**To do**
All of the material below is to be restated word for word, apart from the pictures.

**Entries shown**
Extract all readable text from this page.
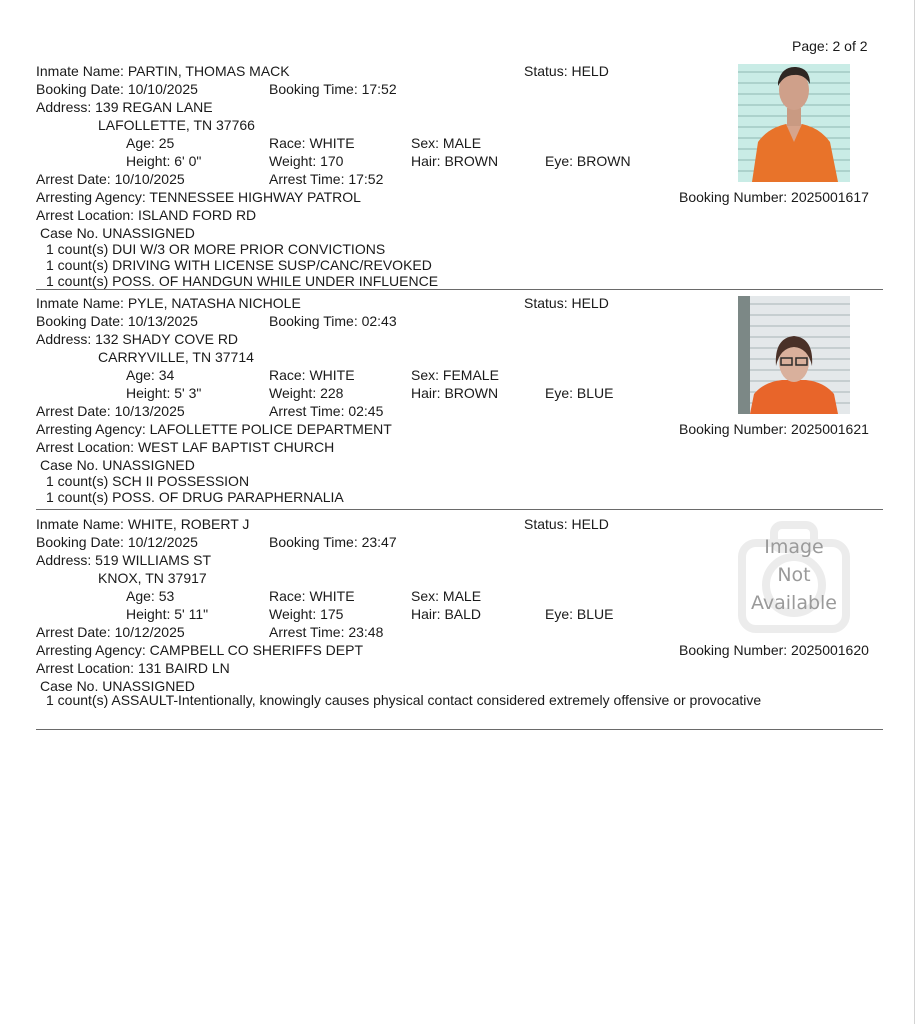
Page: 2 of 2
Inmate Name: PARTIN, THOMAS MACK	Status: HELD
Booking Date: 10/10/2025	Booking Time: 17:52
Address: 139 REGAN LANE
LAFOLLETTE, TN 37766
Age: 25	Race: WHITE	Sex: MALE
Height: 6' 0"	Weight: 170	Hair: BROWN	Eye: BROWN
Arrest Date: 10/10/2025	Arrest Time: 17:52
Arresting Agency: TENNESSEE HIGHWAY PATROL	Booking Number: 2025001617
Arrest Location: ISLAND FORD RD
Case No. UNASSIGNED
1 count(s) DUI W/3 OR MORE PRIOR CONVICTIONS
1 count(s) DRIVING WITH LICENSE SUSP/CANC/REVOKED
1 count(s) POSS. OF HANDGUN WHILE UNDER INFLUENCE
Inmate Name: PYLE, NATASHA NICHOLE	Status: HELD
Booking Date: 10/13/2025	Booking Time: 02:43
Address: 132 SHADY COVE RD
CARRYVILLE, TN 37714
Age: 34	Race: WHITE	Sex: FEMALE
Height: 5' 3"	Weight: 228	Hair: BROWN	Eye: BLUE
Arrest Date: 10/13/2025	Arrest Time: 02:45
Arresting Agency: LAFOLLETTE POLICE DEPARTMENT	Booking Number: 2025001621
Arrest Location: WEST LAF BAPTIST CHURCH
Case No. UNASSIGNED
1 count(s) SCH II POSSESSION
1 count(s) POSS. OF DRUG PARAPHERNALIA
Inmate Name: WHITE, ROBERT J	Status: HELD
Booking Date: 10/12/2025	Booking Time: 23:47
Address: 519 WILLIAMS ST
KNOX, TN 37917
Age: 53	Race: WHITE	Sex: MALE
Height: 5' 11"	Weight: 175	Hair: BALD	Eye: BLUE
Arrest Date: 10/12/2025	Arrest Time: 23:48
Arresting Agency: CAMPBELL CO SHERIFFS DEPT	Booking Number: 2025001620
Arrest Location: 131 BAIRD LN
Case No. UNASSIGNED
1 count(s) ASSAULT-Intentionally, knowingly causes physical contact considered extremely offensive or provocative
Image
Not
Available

**Final result**
Extract all readable text from this page.
Page: 2 of 2
Inmate Name: PARTIN, THOMAS MACK	Status: HELD
Booking Date: 10/10/2025	Booking Time: 17:52
Address: 139 REGAN LANE
LAFOLLETTE, TN 37766
Age: 25	Race: WHITE	Sex: MALE
Height: 6' 0"	Weight: 170	Hair: BROWN	Eye: BROWN
Arrest Date: 10/10/2025	Arrest Time: 17:52
Arresting Agency: TENNESSEE HIGHWAY PATROL	Booking Number: 2025001617
Arrest Location: ISLAND FORD RD
Case No. UNASSIGNED
1 count(s) DUI W/3 OR MORE PRIOR CONVICTIONS
1 count(s) DRIVING WITH LICENSE SUSP/CANC/REVOKED
1 count(s) POSS. OF HANDGUN WHILE UNDER INFLUENCE
Inmate Name: PYLE, NATASHA NICHOLE	Status: HELD
Booking Date: 10/13/2025	Booking Time: 02:43
Address: 132 SHADY COVE RD
CARRYVILLE, TN 37714
Age: 34	Race: WHITE	Sex: FEMALE
Height: 5' 3"	Weight: 228	Hair: BROWN	Eye: BLUE
Arrest Date: 10/13/2025	Arrest Time: 02:45
Arresting Agency: LAFOLLETTE POLICE DEPARTMENT	Booking Number: 2025001621
Arrest Location: WEST LAF BAPTIST CHURCH
Case No. UNASSIGNED
1 count(s) SCH II POSSESSION
1 count(s) POSS. OF DRUG PARAPHERNALIA
Inmate Name: WHITE, ROBERT J	Status: HELD
Booking Date: 10/12/2025	Booking Time: 23:47
Address: 519 WILLIAMS ST
KNOX, TN 37917
Age: 53	Race: WHITE	Sex: MALE
Height: 5' 11"	Weight: 175	Hair: BALD	Eye: BLUE
Arrest Date: 10/12/2025	Arrest Time: 23:48
Arresting Agency: CAMPBELL CO SHERIFFS DEPT	Booking Number: 2025001620
Arrest Location: 131 BAIRD LN
Case No. UNASSIGNED
1 count(s) ASSAULT-Intentionally, knowingly causes physical contact considered extremely offensive or provocative
Image
Not
Available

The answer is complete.